Extracted records:

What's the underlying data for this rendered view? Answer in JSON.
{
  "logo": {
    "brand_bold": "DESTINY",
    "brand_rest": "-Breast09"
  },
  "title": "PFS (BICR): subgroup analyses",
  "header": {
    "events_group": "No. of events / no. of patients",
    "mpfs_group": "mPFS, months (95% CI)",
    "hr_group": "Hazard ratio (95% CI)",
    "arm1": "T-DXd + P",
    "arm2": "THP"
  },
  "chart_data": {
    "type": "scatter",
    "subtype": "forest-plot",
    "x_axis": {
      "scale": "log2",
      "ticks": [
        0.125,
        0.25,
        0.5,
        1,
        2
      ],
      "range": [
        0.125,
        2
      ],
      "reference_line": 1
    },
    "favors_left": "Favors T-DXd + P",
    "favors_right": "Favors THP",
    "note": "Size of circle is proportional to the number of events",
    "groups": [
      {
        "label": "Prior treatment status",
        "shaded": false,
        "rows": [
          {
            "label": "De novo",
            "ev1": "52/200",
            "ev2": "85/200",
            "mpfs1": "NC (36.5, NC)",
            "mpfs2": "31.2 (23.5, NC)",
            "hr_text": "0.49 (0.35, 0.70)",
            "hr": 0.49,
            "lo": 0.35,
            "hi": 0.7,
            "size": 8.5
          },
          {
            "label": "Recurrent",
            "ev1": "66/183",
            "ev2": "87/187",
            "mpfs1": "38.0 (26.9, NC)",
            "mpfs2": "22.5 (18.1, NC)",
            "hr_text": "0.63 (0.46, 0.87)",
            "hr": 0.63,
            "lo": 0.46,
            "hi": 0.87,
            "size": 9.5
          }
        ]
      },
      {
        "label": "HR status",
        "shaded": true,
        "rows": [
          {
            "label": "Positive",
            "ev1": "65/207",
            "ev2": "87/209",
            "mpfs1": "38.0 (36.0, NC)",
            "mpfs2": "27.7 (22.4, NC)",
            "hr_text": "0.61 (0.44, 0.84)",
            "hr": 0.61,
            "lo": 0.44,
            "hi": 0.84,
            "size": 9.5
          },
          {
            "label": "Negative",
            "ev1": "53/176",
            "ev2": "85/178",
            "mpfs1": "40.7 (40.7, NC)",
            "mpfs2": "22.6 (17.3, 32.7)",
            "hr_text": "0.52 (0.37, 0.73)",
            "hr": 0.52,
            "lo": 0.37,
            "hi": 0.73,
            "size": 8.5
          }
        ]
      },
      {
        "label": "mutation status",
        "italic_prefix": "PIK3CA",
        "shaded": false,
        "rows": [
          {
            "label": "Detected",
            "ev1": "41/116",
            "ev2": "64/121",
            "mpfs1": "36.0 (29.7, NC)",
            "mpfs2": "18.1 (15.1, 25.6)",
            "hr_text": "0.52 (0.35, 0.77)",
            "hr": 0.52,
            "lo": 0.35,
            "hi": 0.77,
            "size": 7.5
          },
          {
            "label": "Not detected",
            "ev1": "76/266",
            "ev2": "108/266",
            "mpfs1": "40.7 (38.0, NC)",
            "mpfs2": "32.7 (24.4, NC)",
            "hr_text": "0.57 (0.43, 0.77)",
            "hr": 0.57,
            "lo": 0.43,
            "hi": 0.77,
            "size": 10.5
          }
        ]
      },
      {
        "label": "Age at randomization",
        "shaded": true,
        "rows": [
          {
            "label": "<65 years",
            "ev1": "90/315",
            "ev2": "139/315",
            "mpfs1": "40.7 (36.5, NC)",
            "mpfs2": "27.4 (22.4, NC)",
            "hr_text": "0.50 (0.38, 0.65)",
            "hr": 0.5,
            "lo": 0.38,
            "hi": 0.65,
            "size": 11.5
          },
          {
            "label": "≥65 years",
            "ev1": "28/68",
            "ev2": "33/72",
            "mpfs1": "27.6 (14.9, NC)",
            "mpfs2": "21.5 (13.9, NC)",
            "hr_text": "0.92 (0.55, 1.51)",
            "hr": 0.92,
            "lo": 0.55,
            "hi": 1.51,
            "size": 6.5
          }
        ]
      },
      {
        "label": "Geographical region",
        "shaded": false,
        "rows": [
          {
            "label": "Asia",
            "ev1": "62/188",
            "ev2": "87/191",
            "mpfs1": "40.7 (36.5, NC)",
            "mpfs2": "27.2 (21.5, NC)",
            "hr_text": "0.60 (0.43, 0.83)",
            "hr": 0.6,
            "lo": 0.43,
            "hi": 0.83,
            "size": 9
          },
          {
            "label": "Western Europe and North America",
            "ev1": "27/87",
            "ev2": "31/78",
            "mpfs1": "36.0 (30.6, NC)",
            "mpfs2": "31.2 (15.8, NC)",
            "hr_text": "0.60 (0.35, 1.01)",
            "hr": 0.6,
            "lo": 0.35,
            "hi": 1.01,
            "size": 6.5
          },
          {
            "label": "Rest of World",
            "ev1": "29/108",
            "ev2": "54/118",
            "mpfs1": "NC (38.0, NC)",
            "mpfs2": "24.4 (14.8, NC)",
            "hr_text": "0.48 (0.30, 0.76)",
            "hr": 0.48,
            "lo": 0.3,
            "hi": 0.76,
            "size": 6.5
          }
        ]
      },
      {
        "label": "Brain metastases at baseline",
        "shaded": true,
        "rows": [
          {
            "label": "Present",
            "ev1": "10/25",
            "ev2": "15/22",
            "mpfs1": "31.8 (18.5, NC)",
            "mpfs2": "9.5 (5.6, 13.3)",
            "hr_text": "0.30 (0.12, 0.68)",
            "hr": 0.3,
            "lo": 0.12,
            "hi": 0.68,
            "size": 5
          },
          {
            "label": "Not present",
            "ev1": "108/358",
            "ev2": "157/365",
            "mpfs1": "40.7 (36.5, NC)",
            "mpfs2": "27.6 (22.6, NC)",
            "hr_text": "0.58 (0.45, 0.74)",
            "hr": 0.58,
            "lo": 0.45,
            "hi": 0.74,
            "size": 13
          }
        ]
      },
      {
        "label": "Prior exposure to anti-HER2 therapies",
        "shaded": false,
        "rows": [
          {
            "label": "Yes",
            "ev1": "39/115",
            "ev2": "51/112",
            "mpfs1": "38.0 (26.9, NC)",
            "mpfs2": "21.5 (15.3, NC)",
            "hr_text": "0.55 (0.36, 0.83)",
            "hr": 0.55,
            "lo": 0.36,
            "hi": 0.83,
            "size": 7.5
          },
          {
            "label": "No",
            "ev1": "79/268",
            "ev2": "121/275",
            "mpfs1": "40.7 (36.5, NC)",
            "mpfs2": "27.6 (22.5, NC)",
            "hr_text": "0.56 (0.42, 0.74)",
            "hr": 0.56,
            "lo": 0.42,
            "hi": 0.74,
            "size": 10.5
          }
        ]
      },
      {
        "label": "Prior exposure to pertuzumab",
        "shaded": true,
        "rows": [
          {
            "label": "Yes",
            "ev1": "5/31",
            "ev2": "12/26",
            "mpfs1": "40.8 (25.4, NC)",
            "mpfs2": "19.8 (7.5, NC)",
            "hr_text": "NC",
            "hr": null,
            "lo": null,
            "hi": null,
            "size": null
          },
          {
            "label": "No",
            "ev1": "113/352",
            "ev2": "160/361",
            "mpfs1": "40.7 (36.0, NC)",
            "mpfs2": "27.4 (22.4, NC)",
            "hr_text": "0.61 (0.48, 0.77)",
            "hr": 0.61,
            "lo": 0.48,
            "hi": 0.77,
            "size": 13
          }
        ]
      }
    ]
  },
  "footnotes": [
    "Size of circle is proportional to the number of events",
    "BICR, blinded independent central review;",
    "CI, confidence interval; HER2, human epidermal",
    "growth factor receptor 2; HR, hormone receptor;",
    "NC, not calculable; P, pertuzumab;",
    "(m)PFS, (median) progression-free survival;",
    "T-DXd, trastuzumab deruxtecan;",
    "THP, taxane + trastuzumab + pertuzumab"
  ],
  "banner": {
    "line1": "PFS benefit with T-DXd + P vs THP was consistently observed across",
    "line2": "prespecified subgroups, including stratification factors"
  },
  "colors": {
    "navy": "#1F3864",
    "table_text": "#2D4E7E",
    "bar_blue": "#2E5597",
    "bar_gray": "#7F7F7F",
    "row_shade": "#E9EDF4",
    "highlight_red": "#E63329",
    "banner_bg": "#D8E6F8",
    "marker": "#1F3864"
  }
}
--
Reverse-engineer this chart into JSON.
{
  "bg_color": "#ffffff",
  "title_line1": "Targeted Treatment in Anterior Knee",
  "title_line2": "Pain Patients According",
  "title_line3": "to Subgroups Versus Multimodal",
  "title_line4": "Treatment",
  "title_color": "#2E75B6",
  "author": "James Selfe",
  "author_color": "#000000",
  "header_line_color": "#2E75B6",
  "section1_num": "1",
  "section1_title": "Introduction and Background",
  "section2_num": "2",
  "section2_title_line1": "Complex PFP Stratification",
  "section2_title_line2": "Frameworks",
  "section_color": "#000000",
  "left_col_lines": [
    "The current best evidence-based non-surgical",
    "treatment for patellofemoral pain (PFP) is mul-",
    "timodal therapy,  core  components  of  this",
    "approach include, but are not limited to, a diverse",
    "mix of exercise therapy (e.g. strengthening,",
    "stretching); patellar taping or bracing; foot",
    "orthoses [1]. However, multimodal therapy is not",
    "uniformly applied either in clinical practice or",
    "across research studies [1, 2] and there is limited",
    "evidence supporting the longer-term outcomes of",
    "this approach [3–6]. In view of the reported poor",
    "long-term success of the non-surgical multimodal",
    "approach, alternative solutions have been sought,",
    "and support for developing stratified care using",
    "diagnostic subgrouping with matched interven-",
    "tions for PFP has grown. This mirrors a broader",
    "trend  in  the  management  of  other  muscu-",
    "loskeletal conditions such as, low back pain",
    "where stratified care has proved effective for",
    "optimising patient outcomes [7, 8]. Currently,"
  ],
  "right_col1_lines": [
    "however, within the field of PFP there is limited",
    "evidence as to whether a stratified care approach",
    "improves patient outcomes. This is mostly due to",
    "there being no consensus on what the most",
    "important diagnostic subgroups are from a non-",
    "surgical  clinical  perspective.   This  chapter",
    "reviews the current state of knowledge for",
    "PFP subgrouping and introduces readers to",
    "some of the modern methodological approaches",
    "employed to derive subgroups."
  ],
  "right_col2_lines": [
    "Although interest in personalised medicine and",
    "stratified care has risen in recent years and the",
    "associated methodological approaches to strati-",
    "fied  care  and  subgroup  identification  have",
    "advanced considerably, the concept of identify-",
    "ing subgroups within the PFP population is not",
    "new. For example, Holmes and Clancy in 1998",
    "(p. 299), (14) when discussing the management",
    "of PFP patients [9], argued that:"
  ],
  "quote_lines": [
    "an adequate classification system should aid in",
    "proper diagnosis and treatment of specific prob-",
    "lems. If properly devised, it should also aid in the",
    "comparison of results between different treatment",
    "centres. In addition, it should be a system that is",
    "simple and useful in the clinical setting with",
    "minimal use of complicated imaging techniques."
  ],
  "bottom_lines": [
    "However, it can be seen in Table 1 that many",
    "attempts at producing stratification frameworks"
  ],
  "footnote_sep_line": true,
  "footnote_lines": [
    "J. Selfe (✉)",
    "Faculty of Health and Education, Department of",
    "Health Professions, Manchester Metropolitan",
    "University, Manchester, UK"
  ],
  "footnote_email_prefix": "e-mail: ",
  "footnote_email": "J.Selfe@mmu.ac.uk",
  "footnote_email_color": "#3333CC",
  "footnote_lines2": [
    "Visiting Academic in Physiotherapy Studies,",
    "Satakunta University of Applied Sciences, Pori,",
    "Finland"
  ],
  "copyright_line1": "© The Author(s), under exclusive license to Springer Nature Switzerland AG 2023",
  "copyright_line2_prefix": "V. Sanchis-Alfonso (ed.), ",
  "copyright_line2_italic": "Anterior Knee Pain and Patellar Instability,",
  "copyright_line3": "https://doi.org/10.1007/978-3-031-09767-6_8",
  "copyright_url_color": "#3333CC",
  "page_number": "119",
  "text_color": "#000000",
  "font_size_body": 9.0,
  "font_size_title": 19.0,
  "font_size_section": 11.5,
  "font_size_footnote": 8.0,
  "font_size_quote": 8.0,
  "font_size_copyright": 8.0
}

**Work instructions:**
Above are the records; report how many of their lines hold the string "Anterior", with no other words.

**Output:**
2